During his career, Vanzo conducted operas by the Italian composers Catalani, Boito, Leoncavallo, Pergolesi, and many others.
He met the Norwegian composer Edvard Grieg in Norway in 1897. Grieg had heard his interpretations for orchestra and piano, and later said he had been impressed with the technical skill and virtuosity of the conductor and composer.
In 1906, Vanzo abandoned his conducting career to devote himself to composition. He composed music for voice with piano accompaniment, chamber music, a sonata for piano and mandolin, and an opera, whose score was never published. He also opened an opera singing school in Milan.
Vanzo had three children with Anna Kriebel, who died in Milan in 1926, where the conductor and composer also died in 1945.

---

Exercise set:
**1)** In the Vanzo passage, reproduce the part between "He met the Norwegian" and "conductor and composer.", inclusive, changing "impressed" to "struck".
**2)** Translate this sentence from the Vanzo passage into Spanish: "He also opened an opera singing school in Milan."

---

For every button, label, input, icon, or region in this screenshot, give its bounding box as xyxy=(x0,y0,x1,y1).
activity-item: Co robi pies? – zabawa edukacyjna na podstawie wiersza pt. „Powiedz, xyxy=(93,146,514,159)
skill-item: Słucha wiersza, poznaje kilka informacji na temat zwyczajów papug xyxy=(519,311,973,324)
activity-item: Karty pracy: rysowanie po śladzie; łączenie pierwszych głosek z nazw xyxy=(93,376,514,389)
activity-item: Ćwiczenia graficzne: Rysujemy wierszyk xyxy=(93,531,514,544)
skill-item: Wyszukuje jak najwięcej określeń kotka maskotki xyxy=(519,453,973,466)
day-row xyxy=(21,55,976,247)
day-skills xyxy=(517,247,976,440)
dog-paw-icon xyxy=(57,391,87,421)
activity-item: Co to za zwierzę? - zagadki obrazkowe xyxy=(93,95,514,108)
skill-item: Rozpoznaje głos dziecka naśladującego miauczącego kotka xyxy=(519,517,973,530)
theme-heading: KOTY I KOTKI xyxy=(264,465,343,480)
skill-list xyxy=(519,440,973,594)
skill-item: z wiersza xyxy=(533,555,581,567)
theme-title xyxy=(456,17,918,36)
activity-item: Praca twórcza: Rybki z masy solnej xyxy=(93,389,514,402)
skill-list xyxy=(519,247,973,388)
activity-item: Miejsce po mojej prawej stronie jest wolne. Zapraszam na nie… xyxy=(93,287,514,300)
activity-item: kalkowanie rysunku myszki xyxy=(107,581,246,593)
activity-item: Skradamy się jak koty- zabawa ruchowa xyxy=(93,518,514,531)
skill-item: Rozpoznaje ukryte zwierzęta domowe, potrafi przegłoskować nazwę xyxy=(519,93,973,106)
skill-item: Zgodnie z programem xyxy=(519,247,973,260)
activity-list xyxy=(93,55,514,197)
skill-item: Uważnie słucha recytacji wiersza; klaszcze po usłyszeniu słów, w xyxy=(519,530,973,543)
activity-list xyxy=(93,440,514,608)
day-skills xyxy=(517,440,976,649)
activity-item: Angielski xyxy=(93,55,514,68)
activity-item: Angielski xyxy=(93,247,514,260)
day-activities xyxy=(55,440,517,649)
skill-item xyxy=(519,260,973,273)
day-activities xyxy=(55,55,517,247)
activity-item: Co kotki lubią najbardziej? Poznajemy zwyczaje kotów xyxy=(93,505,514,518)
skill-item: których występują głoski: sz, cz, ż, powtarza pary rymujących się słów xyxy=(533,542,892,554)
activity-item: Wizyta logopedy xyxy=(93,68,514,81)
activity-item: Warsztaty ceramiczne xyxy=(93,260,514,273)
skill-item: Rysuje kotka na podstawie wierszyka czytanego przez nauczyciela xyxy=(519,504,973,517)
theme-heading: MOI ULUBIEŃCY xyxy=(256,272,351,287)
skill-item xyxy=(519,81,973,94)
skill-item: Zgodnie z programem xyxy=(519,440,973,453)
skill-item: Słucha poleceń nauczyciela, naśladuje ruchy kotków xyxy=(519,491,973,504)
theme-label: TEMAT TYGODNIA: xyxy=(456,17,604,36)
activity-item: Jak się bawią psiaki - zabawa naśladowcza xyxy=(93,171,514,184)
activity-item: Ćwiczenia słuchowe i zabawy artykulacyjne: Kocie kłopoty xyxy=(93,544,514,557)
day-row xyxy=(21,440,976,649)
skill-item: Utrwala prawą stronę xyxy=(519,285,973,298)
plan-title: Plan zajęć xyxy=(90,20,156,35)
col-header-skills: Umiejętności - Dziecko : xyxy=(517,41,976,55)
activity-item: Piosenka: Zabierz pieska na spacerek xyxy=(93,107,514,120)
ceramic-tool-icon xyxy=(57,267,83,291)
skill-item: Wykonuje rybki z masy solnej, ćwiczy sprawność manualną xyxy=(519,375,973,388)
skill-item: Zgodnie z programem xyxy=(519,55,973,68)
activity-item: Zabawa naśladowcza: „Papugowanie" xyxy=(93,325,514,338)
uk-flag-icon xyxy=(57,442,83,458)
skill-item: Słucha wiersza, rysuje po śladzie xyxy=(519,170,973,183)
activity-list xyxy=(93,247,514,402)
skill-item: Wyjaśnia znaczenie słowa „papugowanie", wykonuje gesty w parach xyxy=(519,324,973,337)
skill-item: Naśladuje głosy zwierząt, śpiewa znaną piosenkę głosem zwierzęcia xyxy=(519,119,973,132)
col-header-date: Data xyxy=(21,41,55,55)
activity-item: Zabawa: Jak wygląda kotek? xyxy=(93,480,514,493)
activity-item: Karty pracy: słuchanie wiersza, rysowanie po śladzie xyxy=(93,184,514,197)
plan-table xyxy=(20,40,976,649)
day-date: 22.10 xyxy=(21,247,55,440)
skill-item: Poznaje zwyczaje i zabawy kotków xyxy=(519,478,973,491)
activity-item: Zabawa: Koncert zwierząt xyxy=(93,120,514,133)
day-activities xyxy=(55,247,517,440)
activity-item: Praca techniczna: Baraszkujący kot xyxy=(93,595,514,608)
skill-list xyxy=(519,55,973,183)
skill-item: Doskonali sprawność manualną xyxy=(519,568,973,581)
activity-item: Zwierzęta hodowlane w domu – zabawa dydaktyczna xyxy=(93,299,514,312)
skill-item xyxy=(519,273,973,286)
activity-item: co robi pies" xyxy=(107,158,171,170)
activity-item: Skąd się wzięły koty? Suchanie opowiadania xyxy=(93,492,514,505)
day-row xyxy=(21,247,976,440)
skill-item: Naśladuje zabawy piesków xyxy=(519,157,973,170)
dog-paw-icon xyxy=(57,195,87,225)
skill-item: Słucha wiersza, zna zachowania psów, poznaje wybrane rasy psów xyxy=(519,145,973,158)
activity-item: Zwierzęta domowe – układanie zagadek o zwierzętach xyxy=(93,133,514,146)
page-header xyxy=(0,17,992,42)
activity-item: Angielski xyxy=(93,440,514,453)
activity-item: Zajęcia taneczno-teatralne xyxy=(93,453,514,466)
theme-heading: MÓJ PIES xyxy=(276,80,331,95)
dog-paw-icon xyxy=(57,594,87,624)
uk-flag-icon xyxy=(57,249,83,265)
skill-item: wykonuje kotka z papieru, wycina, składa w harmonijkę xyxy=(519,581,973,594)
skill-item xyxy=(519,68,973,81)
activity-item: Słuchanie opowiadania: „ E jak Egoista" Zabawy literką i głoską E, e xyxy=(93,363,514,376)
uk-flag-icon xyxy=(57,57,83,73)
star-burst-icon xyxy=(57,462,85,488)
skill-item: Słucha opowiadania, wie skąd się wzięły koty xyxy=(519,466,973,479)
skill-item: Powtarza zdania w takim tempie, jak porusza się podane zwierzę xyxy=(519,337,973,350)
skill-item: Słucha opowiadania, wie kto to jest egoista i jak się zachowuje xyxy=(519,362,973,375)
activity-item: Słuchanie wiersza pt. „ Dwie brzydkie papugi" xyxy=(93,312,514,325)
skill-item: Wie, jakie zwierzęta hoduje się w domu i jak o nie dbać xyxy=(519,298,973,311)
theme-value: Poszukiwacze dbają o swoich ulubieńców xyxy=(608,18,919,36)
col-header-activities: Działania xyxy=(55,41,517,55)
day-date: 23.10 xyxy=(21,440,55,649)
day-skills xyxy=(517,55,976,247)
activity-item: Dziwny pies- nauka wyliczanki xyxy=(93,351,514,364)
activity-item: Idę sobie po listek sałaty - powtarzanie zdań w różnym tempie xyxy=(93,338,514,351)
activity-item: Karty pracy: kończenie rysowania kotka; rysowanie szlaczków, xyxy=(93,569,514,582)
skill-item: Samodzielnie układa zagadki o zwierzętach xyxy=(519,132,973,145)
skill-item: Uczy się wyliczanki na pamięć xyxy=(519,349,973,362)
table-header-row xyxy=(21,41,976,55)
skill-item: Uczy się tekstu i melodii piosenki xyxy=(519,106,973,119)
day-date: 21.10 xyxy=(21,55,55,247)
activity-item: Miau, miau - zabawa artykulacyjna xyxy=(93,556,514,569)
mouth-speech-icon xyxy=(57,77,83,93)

---

Answers to the exercises:
**1)**
He met the Norwegian composer Edvard Grieg in Norway in 1897. Grieg had heard his interpretations for orchestra and piano, and later said he had been struck with the technical skill and virtuosity of the conductor and composer.

**2)** También abrió una escuela de canto lírico en Milán.